**Exercise instructions:**
Copy nothing but the text: reproduce each line of the listing exactly and leave the pictures out.
## start Extracted material
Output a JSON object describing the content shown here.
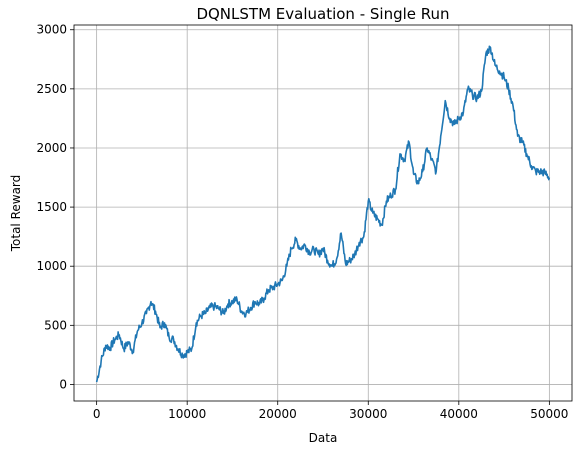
{
  "chart_data": {
    "type": "line",
    "title": "DQNLSTM Evaluation - Single Run",
    "xlabel": "Data",
    "ylabel": "Total Reward",
    "xlim": [
      -2500,
      52500
    ],
    "ylim": [
      -140,
      3040
    ],
    "xticks": [
      0,
      10000,
      20000,
      30000,
      40000,
      50000
    ],
    "yticks": [
      0,
      500,
      1000,
      1500,
      2000,
      2500,
      3000
    ],
    "grid": true,
    "legend": "none",
    "colors": {
      "line": "#1f77b4",
      "grid": "#b0b0b0"
    },
    "series": [
      {
        "x": [
          0,
          500,
          1000,
          1500,
          2000,
          2500,
          3000,
          3500,
          4000,
          4500,
          5000,
          5500,
          6000,
          6500,
          7000,
          7500,
          8000,
          8500,
          9000,
          9500,
          10000,
          10500,
          11000,
          11500,
          12000,
          12500,
          13000,
          13500,
          14000,
          14500,
          15000,
          15500,
          16000,
          16500,
          17000,
          17500,
          18000,
          18500,
          19000,
          19500,
          20000,
          20500,
          21000,
          21500,
          22000,
          22500,
          23000,
          23500,
          24000,
          24500,
          25000,
          25500,
          26000,
          26500,
          27000,
          27500,
          28000,
          28500,
          29000,
          29500,
          30000,
          30500,
          31000,
          31500,
          32000,
          32500,
          33000,
          33500,
          34000,
          34500,
          35000,
          35500,
          36000,
          36500,
          37000,
          37500,
          38000,
          38500,
          39000,
          39500,
          40000,
          40500,
          41000,
          41500,
          42000,
          42500,
          43000,
          43500,
          44000,
          44500,
          45000,
          45500,
          46000,
          46500,
          47000,
          47500,
          48000,
          48500,
          49000,
          49500,
          50000
        ],
        "y": [
          20,
          200,
          330,
          310,
          380,
          420,
          300,
          360,
          280,
          450,
          520,
          600,
          700,
          620,
          480,
          520,
          400,
          380,
          300,
          250,
          270,
          300,
          520,
          580,
          600,
          650,
          660,
          640,
          600,
          680,
          700,
          720,
          620,
          600,
          650,
          700,
          680,
          730,
          800,
          820,
          850,
          880,
          1000,
          1150,
          1220,
          1150,
          1180,
          1120,
          1140,
          1100,
          1150,
          1050,
          1000,
          1060,
          1280,
          1020,
          1050,
          1100,
          1200,
          1250,
          1550,
          1450,
          1400,
          1350,
          1550,
          1600,
          1650,
          1950,
          1900,
          2050,
          1780,
          1700,
          1800,
          2000,
          1900,
          1800,
          2100,
          2400,
          2250,
          2200,
          2250,
          2300,
          2500,
          2450,
          2420,
          2480,
          2800,
          2850,
          2700,
          2650,
          2600,
          2500,
          2350,
          2100,
          2050,
          1950,
          1850,
          1800,
          1800,
          1790,
          1750
        ]
      }
    ]
  }
}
## end Extracted material
**Task response:**
Output a JSON object describing the content shown here.
{
  "chart_data": {
    "type": "line",
    "title": "DQNLSTM Evaluation - Single Run",
    "xlabel": "Data",
    "ylabel": "Total Reward",
    "xlim": [
      -2500,
      52500
    ],
    "ylim": [
      -140,
      3040
    ],
    "xticks": [
      0,
      10000,
      20000,
      30000,
      40000,
      50000
    ],
    "yticks": [
      0,
      500,
      1000,
      1500,
      2000,
      2500,
      3000
    ],
    "grid": true,
    "legend": "none",
    "colors": {
      "line": "#1f77b4",
      "grid": "#b0b0b0"
    },
    "series": [
      {
        "x": [
          0,
          500,
          1000,
          1500,
          2000,
          2500,
          3000,
          3500,
          4000,
          4500,
          5000,
          5500,
          6000,
          6500,
          7000,
          7500,
          8000,
          8500,
          9000,
          9500,
          10000,
          10500,
          11000,
          11500,
          12000,
          12500,
          13000,
          13500,
          14000,
          14500,
          15000,
          15500,
          16000,
          16500,
          17000,
          17500,
          18000,
          18500,
          19000,
          19500,
          20000,
          20500,
          21000,
          21500,
          22000,
          22500,
          23000,
          23500,
          24000,
          24500,
          25000,
          25500,
          26000,
          26500,
          27000,
          27500,
          28000,
          28500,
          29000,
          29500,
          30000,
          30500,
          31000,
          31500,
          32000,
          32500,
          33000,
          33500,
          34000,
          34500,
          35000,
          35500,
          36000,
          36500,
          37000,
          37500,
          38000,
          38500,
          39000,
          39500,
          40000,
          40500,
          41000,
          41500,
          42000,
          42500,
          43000,
          43500,
          44000,
          44500,
          45000,
          45500,
          46000,
          46500,
          47000,
          47500,
          48000,
          48500,
          49000,
          49500,
          50000
        ],
        "y": [
          20,
          200,
          330,
          310,
          380,
          420,
          300,
          360,
          280,
          450,
          520,
          600,
          700,
          620,
          480,
          520,
          400,
          380,
          300,
          250,
          270,
          300,
          520,
          580,
          600,
          650,
          660,
          640,
          600,
          680,
          700,
          720,
          620,
          600,
          650,
          700,
          680,
          730,
          800,
          820,
          850,
          880,
          1000,
          1150,
          1220,
          1150,
          1180,
          1120,
          1140,
          1100,
          1150,
          1050,
          1000,
          1060,
          1280,
          1020,
          1050,
          1100,
          1200,
          1250,
          1550,
          1450,
          1400,
          1350,
          1550,
          1600,
          1650,
          1950,
          1900,
          2050,
          1780,
          1700,
          1800,
          2000,
          1900,
          1800,
          2100,
          2400,
          2250,
          2200,
          2250,
          2300,
          2500,
          2450,
          2420,
          2480,
          2800,
          2850,
          2700,
          2650,
          2600,
          2500,
          2350,
          2100,
          2050,
          1950,
          1850,
          1800,
          1800,
          1790,
          1750
        ]
      }
    ]
  }
}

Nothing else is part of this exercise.